§ Required actions:
1. In the Youth Villages article, swap "stable" for "secure" and write out the passage again, beginning at the words "CLARKSVILLE, Tenn. (CLARKSVILLENOW) –" and stopping after "strong support group.".
2. Pick up the article on Youth Villages and foster care after its last sentence and keep writing it.
:: Text for analysis
CLARKSVILLE, Tenn. (CLARKSVILLENOW) – With a mission to help children and families live successfully, Youth Villages helps children build a stable family and strong support group.

Shelby Ortner, foster care trainer and recruiter for Youth Villages in Clarksville, said the nonprofit organization is a leader in mental and behavioral health, and they are committed to building strong families and delivering effective services.

“We have specialized crisis services and in-home services where we have counselors to help foster care from happening on the front end,” said Ortner, adding that in their Clarksville office they specifically do foster care, extension of foster care services, and adoptions.

Ortner said Youth Villages is a therapeutic foster care agency, which is different from regular foster care. “The children have some sort of therapeutic need, and we have counselors that go into the foster homes and work with the kids.”

November is National Adoption Awareness Month, and Ortner said adoption is a huge part of what they do at Youth Villages, but they are not an adopt-only agency. “Families that are interested in adoption with us must first get certified as foster parents,” Ortner said.

If a family is thinking about adoption, Ortner said there are adoption profiles on the Youth Villages website, youthvillages.org, where you’ll find information about some of the children in Youth Villages care who are adoptable.
::::
:: Provided information
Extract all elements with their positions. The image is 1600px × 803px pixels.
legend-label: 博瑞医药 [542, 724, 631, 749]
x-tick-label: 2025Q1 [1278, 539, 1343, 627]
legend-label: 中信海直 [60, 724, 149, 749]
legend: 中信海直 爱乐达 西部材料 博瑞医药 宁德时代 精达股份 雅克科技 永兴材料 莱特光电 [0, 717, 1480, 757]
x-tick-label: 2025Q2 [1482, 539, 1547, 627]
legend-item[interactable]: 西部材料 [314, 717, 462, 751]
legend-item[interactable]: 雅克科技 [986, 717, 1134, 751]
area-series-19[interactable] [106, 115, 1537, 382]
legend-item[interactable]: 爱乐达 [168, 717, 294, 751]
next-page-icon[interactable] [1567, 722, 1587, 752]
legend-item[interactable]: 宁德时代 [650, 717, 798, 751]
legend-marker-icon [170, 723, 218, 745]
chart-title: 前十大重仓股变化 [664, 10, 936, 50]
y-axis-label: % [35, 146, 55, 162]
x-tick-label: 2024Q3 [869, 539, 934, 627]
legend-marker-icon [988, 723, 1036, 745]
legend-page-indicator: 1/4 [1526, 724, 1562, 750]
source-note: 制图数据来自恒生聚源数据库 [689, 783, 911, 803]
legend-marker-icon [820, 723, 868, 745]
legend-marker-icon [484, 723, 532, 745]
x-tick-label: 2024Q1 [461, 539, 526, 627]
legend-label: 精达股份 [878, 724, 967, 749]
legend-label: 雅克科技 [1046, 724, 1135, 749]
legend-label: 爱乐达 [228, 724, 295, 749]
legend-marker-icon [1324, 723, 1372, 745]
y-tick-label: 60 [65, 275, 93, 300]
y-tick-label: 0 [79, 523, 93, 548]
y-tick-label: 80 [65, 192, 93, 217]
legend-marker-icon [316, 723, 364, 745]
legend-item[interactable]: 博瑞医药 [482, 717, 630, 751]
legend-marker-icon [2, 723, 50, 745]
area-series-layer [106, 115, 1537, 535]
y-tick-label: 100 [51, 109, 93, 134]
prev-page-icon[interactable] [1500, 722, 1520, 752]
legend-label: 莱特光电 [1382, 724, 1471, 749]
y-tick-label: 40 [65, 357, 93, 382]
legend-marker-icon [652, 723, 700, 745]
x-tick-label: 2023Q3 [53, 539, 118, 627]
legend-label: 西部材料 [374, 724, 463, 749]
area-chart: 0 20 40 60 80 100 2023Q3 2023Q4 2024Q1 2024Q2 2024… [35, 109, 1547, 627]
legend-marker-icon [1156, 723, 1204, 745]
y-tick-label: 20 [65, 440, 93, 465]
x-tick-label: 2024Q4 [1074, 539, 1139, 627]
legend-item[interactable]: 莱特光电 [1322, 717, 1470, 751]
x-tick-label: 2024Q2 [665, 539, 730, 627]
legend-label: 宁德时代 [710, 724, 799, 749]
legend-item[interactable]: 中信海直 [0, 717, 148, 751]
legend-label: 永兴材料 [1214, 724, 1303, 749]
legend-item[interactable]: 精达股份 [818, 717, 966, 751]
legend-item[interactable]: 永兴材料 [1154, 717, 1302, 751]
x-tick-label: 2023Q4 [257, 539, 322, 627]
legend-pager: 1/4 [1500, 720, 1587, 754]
::::
§ Results for the exercise:
1.
CLARKSVILLE, Tenn. (CLARKSVILLENOW) – With a mission to help children and families live successfully, Youth Villages helps children build a secure family and strong support group.

2.
“We hope that Adoption Awareness Month can help raise awareness of the continuing need for parents  for youths in the child welfare system,” said Ortner.

Ortner said there is a huge need in Tennessee for foster parents, with over 8,000 children currently in foster care. Youth Villages serves young people 0-17, and there is a special need for children over the age of 8.

Foster parents must go through a training and certification process that can take anywhere from three to six months, there is no charge for the training, and with the current COVID-19 pandemic, the training is virtual.

There were concerns that finding foster parents during the pandemic would be a bigger problem, but Ortner said in Montgomery County, people have really stepped up and gone through the training and certification process to be able to take these children into their homes.

To learn more about Youth Villages in Clarksville, becoming a foster parent, or adoption, visit youthvillages.org, email Shelby Ortner at Shelby.Ortner@youthvillages.org, or call 1-888-MY-YVKID (699-8543).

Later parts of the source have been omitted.